═════ Input records

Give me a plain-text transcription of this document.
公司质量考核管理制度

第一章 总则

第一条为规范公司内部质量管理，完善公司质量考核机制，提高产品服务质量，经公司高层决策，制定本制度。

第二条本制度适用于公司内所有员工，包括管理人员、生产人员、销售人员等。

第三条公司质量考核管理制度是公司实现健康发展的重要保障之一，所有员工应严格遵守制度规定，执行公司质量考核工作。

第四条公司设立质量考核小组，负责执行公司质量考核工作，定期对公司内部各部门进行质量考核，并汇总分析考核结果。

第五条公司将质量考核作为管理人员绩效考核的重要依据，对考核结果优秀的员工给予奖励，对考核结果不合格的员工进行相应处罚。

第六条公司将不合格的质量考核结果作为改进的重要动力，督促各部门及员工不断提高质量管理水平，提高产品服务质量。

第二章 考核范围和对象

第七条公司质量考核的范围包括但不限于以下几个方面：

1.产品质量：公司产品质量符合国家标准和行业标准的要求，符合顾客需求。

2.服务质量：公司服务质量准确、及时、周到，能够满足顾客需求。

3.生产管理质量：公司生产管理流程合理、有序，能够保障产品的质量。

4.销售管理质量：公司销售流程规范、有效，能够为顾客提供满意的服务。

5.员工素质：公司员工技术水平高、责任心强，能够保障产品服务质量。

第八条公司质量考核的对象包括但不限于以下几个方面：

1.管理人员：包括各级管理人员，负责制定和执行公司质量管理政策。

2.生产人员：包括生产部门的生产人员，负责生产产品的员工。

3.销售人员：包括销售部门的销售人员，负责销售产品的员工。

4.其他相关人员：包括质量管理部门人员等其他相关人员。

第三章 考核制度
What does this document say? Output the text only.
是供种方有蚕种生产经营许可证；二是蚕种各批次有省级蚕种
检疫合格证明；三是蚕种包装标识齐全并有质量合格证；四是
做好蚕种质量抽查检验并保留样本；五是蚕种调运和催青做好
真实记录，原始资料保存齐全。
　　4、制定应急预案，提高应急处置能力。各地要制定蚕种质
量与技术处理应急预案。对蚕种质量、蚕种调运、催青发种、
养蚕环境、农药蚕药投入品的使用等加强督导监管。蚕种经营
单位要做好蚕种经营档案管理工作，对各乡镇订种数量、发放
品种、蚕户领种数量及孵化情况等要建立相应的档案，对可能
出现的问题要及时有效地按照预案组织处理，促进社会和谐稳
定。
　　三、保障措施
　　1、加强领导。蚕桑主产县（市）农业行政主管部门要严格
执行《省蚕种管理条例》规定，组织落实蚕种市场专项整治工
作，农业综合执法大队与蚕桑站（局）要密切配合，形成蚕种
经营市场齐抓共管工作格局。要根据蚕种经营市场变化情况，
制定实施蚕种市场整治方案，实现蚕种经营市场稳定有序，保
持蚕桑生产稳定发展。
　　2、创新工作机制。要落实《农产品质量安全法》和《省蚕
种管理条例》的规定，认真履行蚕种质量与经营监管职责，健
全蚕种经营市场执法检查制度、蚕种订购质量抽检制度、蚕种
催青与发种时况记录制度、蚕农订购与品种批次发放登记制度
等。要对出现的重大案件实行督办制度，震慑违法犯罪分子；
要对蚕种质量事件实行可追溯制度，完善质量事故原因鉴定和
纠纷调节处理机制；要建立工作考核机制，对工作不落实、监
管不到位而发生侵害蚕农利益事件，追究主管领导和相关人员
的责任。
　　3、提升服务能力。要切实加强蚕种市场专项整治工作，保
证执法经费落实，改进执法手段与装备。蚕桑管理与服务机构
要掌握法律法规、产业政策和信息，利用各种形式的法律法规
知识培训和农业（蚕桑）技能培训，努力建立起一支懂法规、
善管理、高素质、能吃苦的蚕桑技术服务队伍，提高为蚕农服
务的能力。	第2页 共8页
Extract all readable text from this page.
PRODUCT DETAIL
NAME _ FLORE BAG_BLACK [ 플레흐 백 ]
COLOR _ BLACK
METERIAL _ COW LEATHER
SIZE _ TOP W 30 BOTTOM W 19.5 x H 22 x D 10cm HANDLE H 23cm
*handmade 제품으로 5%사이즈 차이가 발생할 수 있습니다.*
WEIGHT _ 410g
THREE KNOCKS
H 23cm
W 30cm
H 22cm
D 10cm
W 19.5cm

══════════

**Stated problem:**
Give the complete listing a second time, exactly as it reads.

**Full response:**
Give me a plain-text transcription of this document.
公司质量考核管理制度

第一章 总则

第一条为规范公司内部质量管理，完善公司质量考核机制，提高产品服务质量，经公司高层决策，制定本制度。

第二条本制度适用于公司内所有员工，包括管理人员、生产人员、销售人员等。

第三条公司质量考核管理制度是公司实现健康发展的重要保障之一，所有员工应严格遵守制度规定，执行公司质量考核工作。

第四条公司设立质量考核小组，负责执行公司质量考核工作，定期对公司内部各部门进行质量考核，并汇总分析考核结果。

第五条公司将质量考核作为管理人员绩效考核的重要依据，对考核结果优秀的员工给予奖励，对考核结果不合格的员工进行相应处罚。

第六条公司将不合格的质量考核结果作为改进的重要动力，督促各部门及员工不断提高质量管理水平，提高产品服务质量。

第二章 考核范围和对象

第七条公司质量考核的范围包括但不限于以下几个方面：

1.产品质量：公司产品质量符合国家标准和行业标准的要求，符合顾客需求。

2.服务质量：公司服务质量准确、及时、周到，能够满足顾客需求。

3.生产管理质量：公司生产管理流程合理、有序，能够保障产品的质量。

4.销售管理质量：公司销售流程规范、有效，能够为顾客提供满意的服务。

5.员工素质：公司员工技术水平高、责任心强，能够保障产品服务质量。

第八条公司质量考核的对象包括但不限于以下几个方面：

1.管理人员：包括各级管理人员，负责制定和执行公司质量管理政策。

2.生产人员：包括生产部门的生产人员，负责生产产品的员工。

3.销售人员：包括销售部门的销售人员，负责销售产品的员工。

4.其他相关人员：包括质量管理部门人员等其他相关人员。

第三章 考核制度
What does this document say? Output the text only.
是供种方有蚕种生产经营许可证；二是蚕种各批次有省级蚕种
检疫合格证明；三是蚕种包装标识齐全并有质量合格证；四是
做好蚕种质量抽查检验并保留样本；五是蚕种调运和催青做好
真实记录，原始资料保存齐全。
　　4、制定应急预案，提高应急处置能力。各地要制定蚕种质
量与技术处理应急预案。对蚕种质量、蚕种调运、催青发种、
养蚕环境、农药蚕药投入品的使用等加强督导监管。蚕种经营
单位要做好蚕种经营档案管理工作，对各乡镇订种数量、发放
品种、蚕户领种数量及孵化情况等要建立相应的档案，对可能
出现的问题要及时有效地按照预案组织处理，促进社会和谐稳
定。
　　三、保障措施
　　1、加强领导。蚕桑主产县（市）农业行政主管部门要严格
执行《省蚕种管理条例》规定，组织落实蚕种市场专项整治工
作，农业综合执法大队与蚕桑站（局）要密切配合，形成蚕种
经营市场齐抓共管工作格局。要根据蚕种经营市场变化情况，
制定实施蚕种市场整治方案，实现蚕种经营市场稳定有序，保
持蚕桑生产稳定发展。
　　2、创新工作机制。要落实《农产品质量安全法》和《省蚕
种管理条例》的规定，认真履行蚕种质量与经营监管职责，健
全蚕种经营市场执法检查制度、蚕种订购质量抽检制度、蚕种
催青与发种时况记录制度、蚕农订购与品种批次发放登记制度
等。要对出现的重大案件实行督办制度，震慑违法犯罪分子；
要对蚕种质量事件实行可追溯制度，完善质量事故原因鉴定和
纠纷调节处理机制；要建立工作考核机制，对工作不落实、监
管不到位而发生侵害蚕农利益事件，追究主管领导和相关人员
的责任。
　　3、提升服务能力。要切实加强蚕种市场专项整治工作，保
证执法经费落实，改进执法手段与装备。蚕桑管理与服务机构
要掌握法律法规、产业政策和信息，利用各种形式的法律法规
知识培训和农业（蚕桑）技能培训，努力建立起一支懂法规、
善管理、高素质、能吃苦的蚕桑技术服务队伍，提高为蚕农服
务的能力。	第2页 共8页
Extract all readable text from this page.
PRODUCT DETAIL
NAME _ FLORE BAG_BLACK [ 플레흐 백 ]
COLOR _ BLACK
METERIAL _ COW LEATHER
SIZE _ TOP W 30 BOTTOM W 19.5 x H 22 x D 10cm HANDLE H 23cm
*handmade 제품으로 5%사이즈 차이가 발생할 수 있습니다.*
WEIGHT _ 410g
THREE KNOCKS
H 23cm
W 30cm
H 22cm
D 10cm
W 19.5cm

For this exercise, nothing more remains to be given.